What needs to be done:
Please copy out all of the items below line for line, changing nothing.

A run of records:
■ ■ ■ ■ ■ ■ ■
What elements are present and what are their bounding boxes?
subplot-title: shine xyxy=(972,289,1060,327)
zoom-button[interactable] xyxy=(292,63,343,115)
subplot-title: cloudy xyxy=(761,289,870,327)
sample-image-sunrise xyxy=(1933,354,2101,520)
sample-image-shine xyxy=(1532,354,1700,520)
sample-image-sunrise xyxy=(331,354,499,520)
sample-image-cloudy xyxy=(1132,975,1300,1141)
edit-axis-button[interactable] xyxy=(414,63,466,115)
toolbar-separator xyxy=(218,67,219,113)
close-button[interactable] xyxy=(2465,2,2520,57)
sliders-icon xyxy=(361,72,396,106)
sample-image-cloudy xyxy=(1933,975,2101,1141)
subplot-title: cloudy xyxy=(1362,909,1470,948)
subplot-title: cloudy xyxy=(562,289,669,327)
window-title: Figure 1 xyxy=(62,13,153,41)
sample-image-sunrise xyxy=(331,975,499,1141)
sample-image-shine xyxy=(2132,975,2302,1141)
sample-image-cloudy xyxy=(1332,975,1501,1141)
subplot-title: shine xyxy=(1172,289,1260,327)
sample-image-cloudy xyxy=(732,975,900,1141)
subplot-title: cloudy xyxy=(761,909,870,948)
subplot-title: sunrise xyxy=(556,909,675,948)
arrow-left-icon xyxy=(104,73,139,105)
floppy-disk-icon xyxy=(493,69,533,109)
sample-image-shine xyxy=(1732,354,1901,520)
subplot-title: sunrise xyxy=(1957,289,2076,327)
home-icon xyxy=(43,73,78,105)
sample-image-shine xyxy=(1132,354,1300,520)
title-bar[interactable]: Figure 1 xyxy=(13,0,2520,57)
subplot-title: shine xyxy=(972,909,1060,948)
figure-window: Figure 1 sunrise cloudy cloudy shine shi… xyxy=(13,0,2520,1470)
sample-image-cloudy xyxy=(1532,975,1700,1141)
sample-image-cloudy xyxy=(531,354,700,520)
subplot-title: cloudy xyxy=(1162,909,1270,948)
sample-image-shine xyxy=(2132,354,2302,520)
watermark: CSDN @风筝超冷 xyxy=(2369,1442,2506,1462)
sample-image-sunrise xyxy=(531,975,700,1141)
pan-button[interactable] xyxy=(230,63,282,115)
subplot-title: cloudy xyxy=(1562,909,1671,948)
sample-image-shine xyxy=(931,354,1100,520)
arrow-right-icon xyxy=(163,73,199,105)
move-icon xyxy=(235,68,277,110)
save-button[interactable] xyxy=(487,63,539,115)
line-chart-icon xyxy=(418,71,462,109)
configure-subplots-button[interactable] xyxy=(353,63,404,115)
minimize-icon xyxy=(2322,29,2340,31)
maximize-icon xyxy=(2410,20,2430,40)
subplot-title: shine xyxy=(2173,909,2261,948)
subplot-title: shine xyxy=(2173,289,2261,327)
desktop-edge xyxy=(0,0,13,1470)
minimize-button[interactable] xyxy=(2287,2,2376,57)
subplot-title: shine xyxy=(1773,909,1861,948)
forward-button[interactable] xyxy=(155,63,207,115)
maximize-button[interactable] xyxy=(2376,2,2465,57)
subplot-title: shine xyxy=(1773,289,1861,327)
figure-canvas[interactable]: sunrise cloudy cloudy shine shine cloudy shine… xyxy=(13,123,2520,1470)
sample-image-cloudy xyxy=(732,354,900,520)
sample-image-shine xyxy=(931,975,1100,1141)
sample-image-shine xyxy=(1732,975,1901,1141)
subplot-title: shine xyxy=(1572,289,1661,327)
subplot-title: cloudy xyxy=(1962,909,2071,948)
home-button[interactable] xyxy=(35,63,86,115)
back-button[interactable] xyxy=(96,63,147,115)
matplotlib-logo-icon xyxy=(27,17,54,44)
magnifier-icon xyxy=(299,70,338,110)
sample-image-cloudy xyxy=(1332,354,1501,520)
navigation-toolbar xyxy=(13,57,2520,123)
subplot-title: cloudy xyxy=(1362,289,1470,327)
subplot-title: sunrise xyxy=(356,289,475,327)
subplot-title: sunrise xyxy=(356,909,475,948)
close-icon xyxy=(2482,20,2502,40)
■ ■ ■ ■ ■ ■ ■
The response:
What elements are present and what are their bounding boxes?
subplot-title: shine xyxy=(972,289,1060,327)
zoom-button[interactable] xyxy=(292,63,343,115)
subplot-title: cloudy xyxy=(761,289,870,327)
sample-image-sunrise xyxy=(1933,354,2101,520)
sample-image-shine xyxy=(1532,354,1700,520)
sample-image-sunrise xyxy=(331,354,499,520)
sample-image-cloudy xyxy=(1132,975,1300,1141)
edit-axis-button[interactable] xyxy=(414,63,466,115)
toolbar-separator xyxy=(218,67,219,113)
close-button[interactable] xyxy=(2465,2,2520,57)
sliders-icon xyxy=(361,72,396,106)
sample-image-cloudy xyxy=(1933,975,2101,1141)
subplot-title: cloudy xyxy=(1362,909,1470,948)
subplot-title: cloudy xyxy=(562,289,669,327)
window-title: Figure 1 xyxy=(62,13,153,41)
sample-image-sunrise xyxy=(331,975,499,1141)
sample-image-shine xyxy=(2132,975,2302,1141)
sample-image-cloudy xyxy=(1332,975,1501,1141)
subplot-title: shine xyxy=(1172,289,1260,327)
sample-image-cloudy xyxy=(732,975,900,1141)
subplot-title: cloudy xyxy=(761,909,870,948)
subplot-title: sunrise xyxy=(556,909,675,948)
arrow-left-icon xyxy=(104,73,139,105)
floppy-disk-icon xyxy=(493,69,533,109)
sample-image-shine xyxy=(1732,354,1901,520)
subplot-title: sunrise xyxy=(1957,289,2076,327)
home-icon xyxy=(43,73,78,105)
sample-image-shine xyxy=(1132,354,1300,520)
title-bar[interactable]: Figure 1 xyxy=(13,0,2520,57)
subplot-title: shine xyxy=(972,909,1060,948)
figure-window: Figure 1 sunrise cloudy cloudy shine shi… xyxy=(13,0,2520,1470)
sample-image-cloudy xyxy=(1532,975,1700,1141)
sample-image-cloudy xyxy=(531,354,700,520)
subplot-title: cloudy xyxy=(1162,909,1270,948)
sample-image-shine xyxy=(2132,354,2302,520)
watermark: CSDN @风筝超冷 xyxy=(2369,1442,2506,1462)
sample-image-sunrise xyxy=(531,975,700,1141)
pan-button[interactable] xyxy=(230,63,282,115)
subplot-title: cloudy xyxy=(1562,909,1671,948)
sample-image-shine xyxy=(931,354,1100,520)
arrow-right-icon xyxy=(163,73,199,105)
move-icon xyxy=(235,68,277,110)
save-button[interactable] xyxy=(487,63,539,115)
line-chart-icon xyxy=(418,71,462,109)
configure-subplots-button[interactable] xyxy=(353,63,404,115)
minimize-icon xyxy=(2322,29,2340,31)
maximize-icon xyxy=(2410,20,2430,40)
subplot-title: shine xyxy=(2173,909,2261,948)
subplot-title: shine xyxy=(2173,289,2261,327)
desktop-edge xyxy=(0,0,13,1470)
minimize-button[interactable] xyxy=(2287,2,2376,57)
subplot-title: shine xyxy=(1773,909,1861,948)
forward-button[interactable] xyxy=(155,63,207,115)
maximize-button[interactable] xyxy=(2376,2,2465,57)
subplot-title: shine xyxy=(1773,289,1861,327)
figure-canvas[interactable]: sunrise cloudy cloudy shine shine cloudy shine… xyxy=(13,123,2520,1470)
sample-image-cloudy xyxy=(732,354,900,520)
sample-image-shine xyxy=(931,975,1100,1141)
sample-image-shine xyxy=(1732,975,1901,1141)
subplot-title: shine xyxy=(1572,289,1661,327)
subplot-title: cloudy xyxy=(1962,909,2071,948)
home-button[interactable] xyxy=(35,63,86,115)
back-button[interactable] xyxy=(96,63,147,115)
matplotlib-logo-icon xyxy=(27,17,54,44)
magnifier-icon xyxy=(299,70,338,110)
sample-image-cloudy xyxy=(1332,354,1501,520)
navigation-toolbar xyxy=(13,57,2520,123)
subplot-title: cloudy xyxy=(1362,289,1470,327)
subplot-title: sunrise xyxy=(356,289,475,327)
subplot-title: sunrise xyxy=(356,909,475,948)
close-icon xyxy=(2482,20,2502,40)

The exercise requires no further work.